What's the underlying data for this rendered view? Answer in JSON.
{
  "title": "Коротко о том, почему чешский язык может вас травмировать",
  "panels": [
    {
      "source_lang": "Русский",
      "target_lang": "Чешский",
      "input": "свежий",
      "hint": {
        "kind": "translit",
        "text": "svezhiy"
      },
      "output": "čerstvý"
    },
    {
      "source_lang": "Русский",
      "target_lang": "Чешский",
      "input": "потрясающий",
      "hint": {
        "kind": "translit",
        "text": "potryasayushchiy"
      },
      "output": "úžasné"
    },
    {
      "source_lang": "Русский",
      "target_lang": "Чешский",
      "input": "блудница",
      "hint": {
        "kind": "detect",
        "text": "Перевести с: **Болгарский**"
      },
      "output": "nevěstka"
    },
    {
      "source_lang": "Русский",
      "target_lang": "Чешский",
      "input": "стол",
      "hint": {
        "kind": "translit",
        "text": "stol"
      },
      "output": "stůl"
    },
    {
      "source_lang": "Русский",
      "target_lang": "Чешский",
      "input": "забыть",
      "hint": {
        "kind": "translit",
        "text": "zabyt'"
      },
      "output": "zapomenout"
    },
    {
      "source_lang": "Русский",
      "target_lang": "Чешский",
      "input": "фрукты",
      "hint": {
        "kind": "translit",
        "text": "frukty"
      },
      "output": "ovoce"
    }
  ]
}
● ● ●
▶ [To do]:
Extract, word for word, each line of the listing above.

▶ [Answer to this problem]:
What's the underlying data for this rendered view? Answer in JSON.
{
  "title": "Коротко о том, почему чешский язык может вас травмировать",
  "panels": [
    {
      "source_lang": "Русский",
      "target_lang": "Чешский",
      "input": "свежий",
      "hint": {
        "kind": "translit",
        "text": "svezhiy"
      },
      "output": "čerstvý"
    },
    {
      "source_lang": "Русский",
      "target_lang": "Чешский",
      "input": "потрясающий",
      "hint": {
        "kind": "translit",
        "text": "potryasayushchiy"
      },
      "output": "úžasné"
    },
    {
      "source_lang": "Русский",
      "target_lang": "Чешский",
      "input": "блудница",
      "hint": {
        "kind": "detect",
        "text": "Перевести с: **Болгарский**"
      },
      "output": "nevěstka"
    },
    {
      "source_lang": "Русский",
      "target_lang": "Чешский",
      "input": "стол",
      "hint": {
        "kind": "translit",
        "text": "stol"
      },
      "output": "stůl"
    },
    {
      "source_lang": "Русский",
      "target_lang": "Чешский",
      "input": "забыть",
      "hint": {
        "kind": "translit",
        "text": "zabyt'"
      },
      "output": "zapomenout"
    },
    {
      "source_lang": "Русский",
      "target_lang": "Чешский",
      "input": "фрукты",
      "hint": {
        "kind": "translit",
        "text": "frukty"
      },
      "output": "ovoce"
    }
  ]
}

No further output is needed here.